Records supplied —
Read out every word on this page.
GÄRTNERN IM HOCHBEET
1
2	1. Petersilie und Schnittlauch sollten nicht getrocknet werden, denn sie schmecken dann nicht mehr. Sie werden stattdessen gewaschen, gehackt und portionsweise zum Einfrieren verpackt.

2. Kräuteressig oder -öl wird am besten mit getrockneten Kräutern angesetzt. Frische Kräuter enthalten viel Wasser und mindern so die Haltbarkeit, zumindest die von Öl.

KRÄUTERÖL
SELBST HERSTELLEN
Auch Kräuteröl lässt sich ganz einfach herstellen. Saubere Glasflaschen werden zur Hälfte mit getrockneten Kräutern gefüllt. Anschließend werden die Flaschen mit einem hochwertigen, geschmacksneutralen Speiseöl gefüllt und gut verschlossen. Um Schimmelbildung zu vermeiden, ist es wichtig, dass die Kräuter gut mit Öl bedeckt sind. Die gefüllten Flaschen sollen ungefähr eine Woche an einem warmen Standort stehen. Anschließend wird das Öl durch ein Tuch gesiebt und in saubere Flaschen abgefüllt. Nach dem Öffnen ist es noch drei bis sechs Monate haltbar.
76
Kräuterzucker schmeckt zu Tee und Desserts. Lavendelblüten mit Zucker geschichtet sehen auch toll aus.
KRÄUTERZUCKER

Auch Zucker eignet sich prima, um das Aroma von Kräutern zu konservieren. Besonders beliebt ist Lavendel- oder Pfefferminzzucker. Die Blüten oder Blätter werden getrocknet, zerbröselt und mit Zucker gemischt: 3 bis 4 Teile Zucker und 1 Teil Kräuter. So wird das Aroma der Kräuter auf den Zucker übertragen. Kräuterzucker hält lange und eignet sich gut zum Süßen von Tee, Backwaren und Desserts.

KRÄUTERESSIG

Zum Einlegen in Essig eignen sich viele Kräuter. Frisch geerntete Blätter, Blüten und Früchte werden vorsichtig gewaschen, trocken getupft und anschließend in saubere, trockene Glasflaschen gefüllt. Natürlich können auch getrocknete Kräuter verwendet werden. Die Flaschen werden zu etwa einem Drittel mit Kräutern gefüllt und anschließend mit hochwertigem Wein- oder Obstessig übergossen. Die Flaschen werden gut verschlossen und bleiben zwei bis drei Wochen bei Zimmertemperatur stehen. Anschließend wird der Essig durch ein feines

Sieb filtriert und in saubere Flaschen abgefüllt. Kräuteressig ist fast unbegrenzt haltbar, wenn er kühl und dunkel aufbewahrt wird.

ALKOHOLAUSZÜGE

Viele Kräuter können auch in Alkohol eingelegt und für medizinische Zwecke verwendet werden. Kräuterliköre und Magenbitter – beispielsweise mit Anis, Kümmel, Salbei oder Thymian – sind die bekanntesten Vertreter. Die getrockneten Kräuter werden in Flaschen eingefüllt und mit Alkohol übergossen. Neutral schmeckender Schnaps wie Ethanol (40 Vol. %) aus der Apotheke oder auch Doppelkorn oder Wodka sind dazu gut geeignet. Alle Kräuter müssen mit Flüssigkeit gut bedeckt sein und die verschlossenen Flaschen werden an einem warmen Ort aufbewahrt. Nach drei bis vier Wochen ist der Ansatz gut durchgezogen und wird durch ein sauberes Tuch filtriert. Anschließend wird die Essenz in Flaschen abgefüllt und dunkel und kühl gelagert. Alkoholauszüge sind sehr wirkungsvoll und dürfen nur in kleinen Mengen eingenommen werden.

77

Exercise description —
Print out each line of the data exactly.

Answer for this exercise —
Read out every word on this page.
GÄRTNERN IM HOCHBEET
1
2	1. Petersilie und Schnittlauch sollten nicht getrocknet werden, denn sie schmecken dann nicht mehr. Sie werden stattdessen gewaschen, gehackt und portionsweise zum Einfrieren verpackt.

2. Kräuteressig oder -öl wird am besten mit getrockneten Kräutern angesetzt. Frische Kräuter enthalten viel Wasser und mindern so die Haltbarkeit, zumindest die von Öl.

KRÄUTERÖL
SELBST HERSTELLEN
Auch Kräuteröl lässt sich ganz einfach herstellen. Saubere Glasflaschen werden zur Hälfte mit getrockneten Kräutern gefüllt. Anschließend werden die Flaschen mit einem hochwertigen, geschmacksneutralen Speiseöl gefüllt und gut verschlossen. Um Schimmelbildung zu vermeiden, ist es wichtig, dass die Kräuter gut mit Öl bedeckt sind. Die gefüllten Flaschen sollen ungefähr eine Woche an einem warmen Standort stehen. Anschließend wird das Öl durch ein Tuch gesiebt und in saubere Flaschen abgefüllt. Nach dem Öffnen ist es noch drei bis sechs Monate haltbar.
76
Kräuterzucker schmeckt zu Tee und Desserts. Lavendelblüten mit Zucker geschichtet sehen auch toll aus.
KRÄUTERZUCKER

Auch Zucker eignet sich prima, um das Aroma von Kräutern zu konservieren. Besonders beliebt ist Lavendel- oder Pfefferminzzucker. Die Blüten oder Blätter werden getrocknet, zerbröselt und mit Zucker gemischt: 3 bis 4 Teile Zucker und 1 Teil Kräuter. So wird das Aroma der Kräuter auf den Zucker übertragen. Kräuterzucker hält lange und eignet sich gut zum Süßen von Tee, Backwaren und Desserts.

KRÄUTERESSIG

Zum Einlegen in Essig eignen sich viele Kräuter. Frisch geerntete Blätter, Blüten und Früchte werden vorsichtig gewaschen, trocken getupft und anschließend in saubere, trockene Glasflaschen gefüllt. Natürlich können auch getrocknete Kräuter verwendet werden. Die Flaschen werden zu etwa einem Drittel mit Kräutern gefüllt und anschließend mit hochwertigem Wein- oder Obstessig übergossen. Die Flaschen werden gut verschlossen und bleiben zwei bis drei Wochen bei Zimmertemperatur stehen. Anschließend wird der Essig durch ein feines

Sieb filtriert und in saubere Flaschen abgefüllt. Kräuteressig ist fast unbegrenzt haltbar, wenn er kühl und dunkel aufbewahrt wird.

ALKOHOLAUSZÜGE

Viele Kräuter können auch in Alkohol eingelegt und für medizinische Zwecke verwendet werden. Kräuterliköre und Magenbitter – beispielsweise mit Anis, Kümmel, Salbei oder Thymian – sind die bekanntesten Vertreter. Die getrockneten Kräuter werden in Flaschen eingefüllt und mit Alkohol übergossen. Neutral schmeckender Schnaps wie Ethanol (40 Vol. %) aus der Apotheke oder auch Doppelkorn oder Wodka sind dazu gut geeignet. Alle Kräuter müssen mit Flüssigkeit gut bedeckt sein und die verschlossenen Flaschen werden an einem warmen Ort aufbewahrt. Nach drei bis vier Wochen ist der Ansatz gut durchgezogen und wird durch ein sauberes Tuch filtriert. Anschließend wird die Essenz in Flaschen abgefüllt und dunkel und kühl gelagert. Alkoholauszüge sind sehr wirkungsvoll und dürfen nur in kleinen Mengen eingenommen werden.

77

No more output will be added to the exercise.